[Items from a data source]
● ● ● ● ●
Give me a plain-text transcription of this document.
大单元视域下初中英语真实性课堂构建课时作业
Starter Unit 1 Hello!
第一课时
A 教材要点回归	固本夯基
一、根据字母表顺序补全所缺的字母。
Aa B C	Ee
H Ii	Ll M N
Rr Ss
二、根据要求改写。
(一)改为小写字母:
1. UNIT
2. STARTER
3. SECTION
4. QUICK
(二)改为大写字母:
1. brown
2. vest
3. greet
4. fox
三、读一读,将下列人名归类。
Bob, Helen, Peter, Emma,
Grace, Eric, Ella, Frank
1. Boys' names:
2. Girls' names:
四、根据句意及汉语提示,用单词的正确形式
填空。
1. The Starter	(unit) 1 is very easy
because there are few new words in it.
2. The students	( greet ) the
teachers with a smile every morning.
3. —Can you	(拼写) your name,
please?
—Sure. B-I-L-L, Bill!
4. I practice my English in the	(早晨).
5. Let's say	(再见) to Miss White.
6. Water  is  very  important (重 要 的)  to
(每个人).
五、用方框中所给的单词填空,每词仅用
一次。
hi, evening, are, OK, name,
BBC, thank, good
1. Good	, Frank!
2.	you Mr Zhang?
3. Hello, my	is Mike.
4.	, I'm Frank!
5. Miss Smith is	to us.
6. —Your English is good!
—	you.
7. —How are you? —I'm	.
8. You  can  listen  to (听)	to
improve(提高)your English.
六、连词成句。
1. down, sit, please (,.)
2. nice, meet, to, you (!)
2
● ● ● ● ●
Goal of the exercise - Your task is to print all of the records exactly.

Correct response -
Give me a plain-text transcription of this document.
大单元视域下初中英语真实性课堂构建课时作业
Starter Unit 1 Hello!
第一课时
A 教材要点回归	固本夯基
一、根据字母表顺序补全所缺的字母。
Aa B C	Ee
H Ii	Ll M N
Rr Ss
二、根据要求改写。
(一)改为小写字母:
1. UNIT
2. STARTER
3. SECTION
4. QUICK
(二)改为大写字母:
1. brown
2. vest
3. greet
4. fox
三、读一读,将下列人名归类。
Bob, Helen, Peter, Emma,
Grace, Eric, Ella, Frank
1. Boys' names:
2. Girls' names:
四、根据句意及汉语提示,用单词的正确形式
填空。
1. The Starter	(unit) 1 is very easy
because there are few new words in it.
2. The students	( greet ) the
teachers with a smile every morning.
3. —Can you	(拼写) your name,
please?
—Sure. B-I-L-L, Bill!
4. I practice my English in the	(早晨).
5. Let's say	(再见) to Miss White.
6. Water  is  very  important (重 要 的)  to
(每个人).
五、用方框中所给的单词填空,每词仅用
一次。
hi, evening, are, OK, name,
BBC, thank, good
1. Good	, Frank!
2.	you Mr Zhang?
3. Hello, my	is Mike.
4.	, I'm Frank!
5. Miss Smith is	to us.
6. —Your English is good!
—	you.
7. —How are you? —I'm	.
8. You  can  listen  to (听)	to
improve(提高)your English.
六、连词成句。
1. down, sit, please (,.)
2. nice, meet, to, you (!)
2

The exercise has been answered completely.